• **What the exercise asks**
Output every entry exactly as given.

• **Data for this task**
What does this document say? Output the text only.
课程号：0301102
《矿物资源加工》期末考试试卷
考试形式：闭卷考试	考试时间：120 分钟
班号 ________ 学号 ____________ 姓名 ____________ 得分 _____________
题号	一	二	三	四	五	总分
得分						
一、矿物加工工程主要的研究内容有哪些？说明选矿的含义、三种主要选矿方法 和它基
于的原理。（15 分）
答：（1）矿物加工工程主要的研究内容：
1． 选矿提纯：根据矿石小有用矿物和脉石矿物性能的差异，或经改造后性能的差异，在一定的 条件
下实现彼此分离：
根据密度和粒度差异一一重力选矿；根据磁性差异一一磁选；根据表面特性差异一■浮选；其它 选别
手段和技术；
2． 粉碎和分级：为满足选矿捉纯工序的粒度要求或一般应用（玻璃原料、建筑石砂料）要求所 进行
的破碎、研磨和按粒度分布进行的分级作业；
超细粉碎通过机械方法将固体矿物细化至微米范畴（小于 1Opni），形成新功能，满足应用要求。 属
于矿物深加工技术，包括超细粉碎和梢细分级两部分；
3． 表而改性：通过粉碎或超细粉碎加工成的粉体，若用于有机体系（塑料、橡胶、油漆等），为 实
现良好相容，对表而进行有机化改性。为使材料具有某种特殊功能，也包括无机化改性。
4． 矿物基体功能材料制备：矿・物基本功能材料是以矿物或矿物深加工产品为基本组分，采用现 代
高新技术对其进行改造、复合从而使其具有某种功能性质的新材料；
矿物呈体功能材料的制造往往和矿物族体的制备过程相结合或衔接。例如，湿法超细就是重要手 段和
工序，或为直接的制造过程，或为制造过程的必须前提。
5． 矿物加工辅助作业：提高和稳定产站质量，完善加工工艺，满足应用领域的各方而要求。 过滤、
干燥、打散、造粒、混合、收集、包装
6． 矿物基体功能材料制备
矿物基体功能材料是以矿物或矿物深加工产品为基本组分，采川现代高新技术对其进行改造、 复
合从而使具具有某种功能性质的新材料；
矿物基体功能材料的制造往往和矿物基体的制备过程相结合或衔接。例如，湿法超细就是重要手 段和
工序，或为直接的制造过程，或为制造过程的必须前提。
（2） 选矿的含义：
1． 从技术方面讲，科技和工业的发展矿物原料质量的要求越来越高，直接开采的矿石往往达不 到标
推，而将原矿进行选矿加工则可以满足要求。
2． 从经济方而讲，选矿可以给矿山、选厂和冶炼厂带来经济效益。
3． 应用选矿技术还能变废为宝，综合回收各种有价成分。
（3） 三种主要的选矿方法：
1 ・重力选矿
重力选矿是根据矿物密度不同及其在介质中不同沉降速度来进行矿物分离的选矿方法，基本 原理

• **Task solution**
What does this document say? Output the text only.
课程号：0301102
《矿物资源加工》期末考试试卷
考试形式：闭卷考试	考试时间：120 分钟
班号 ________ 学号 ____________ 姓名 ____________ 得分 _____________
题号	一	二	三	四	五	总分
得分						
一、矿物加工工程主要的研究内容有哪些？说明选矿的含义、三种主要选矿方法 和它基
于的原理。（15 分）
答：（1）矿物加工工程主要的研究内容：
1． 选矿提纯：根据矿石小有用矿物和脉石矿物性能的差异，或经改造后性能的差异，在一定的 条件
下实现彼此分离：
根据密度和粒度差异一一重力选矿；根据磁性差异一一磁选；根据表面特性差异一■浮选；其它 选别
手段和技术；
2． 粉碎和分级：为满足选矿捉纯工序的粒度要求或一般应用（玻璃原料、建筑石砂料）要求所 进行
的破碎、研磨和按粒度分布进行的分级作业；
超细粉碎通过机械方法将固体矿物细化至微米范畴（小于 1Opni），形成新功能，满足应用要求。 属
于矿物深加工技术，包括超细粉碎和梢细分级两部分；
3． 表而改性：通过粉碎或超细粉碎加工成的粉体，若用于有机体系（塑料、橡胶、油漆等），为 实
现良好相容，对表而进行有机化改性。为使材料具有某种特殊功能，也包括无机化改性。
4． 矿物基体功能材料制备：矿・物基本功能材料是以矿物或矿物深加工产品为基本组分，采用现 代
高新技术对其进行改造、复合从而使其具有某种功能性质的新材料；
矿物呈体功能材料的制造往往和矿物族体的制备过程相结合或衔接。例如，湿法超细就是重要手 段和
工序，或为直接的制造过程，或为制造过程的必须前提。
5． 矿物加工辅助作业：提高和稳定产站质量，完善加工工艺，满足应用领域的各方而要求。 过滤、
干燥、打散、造粒、混合、收集、包装
6． 矿物基体功能材料制备
矿物基体功能材料是以矿物或矿物深加工产品为基本组分，采川现代高新技术对其进行改造、 复
合从而使具具有某种功能性质的新材料；
矿物基体功能材料的制造往往和矿物基体的制备过程相结合或衔接。例如，湿法超细就是重要手 段和
工序，或为直接的制造过程，或为制造过程的必须前提。
（2） 选矿的含义：
1． 从技术方面讲，科技和工业的发展矿物原料质量的要求越来越高，直接开采的矿石往往达不 到标
推，而将原矿进行选矿加工则可以满足要求。
2． 从经济方而讲，选矿可以给矿山、选厂和冶炼厂带来经济效益。
3． 应用选矿技术还能变废为宝，综合回收各种有价成分。
（3） 三种主要的选矿方法：
1 ・重力选矿
重力选矿是根据矿物密度不同及其在介质中不同沉降速度来进行矿物分离的选矿方法，基本 原理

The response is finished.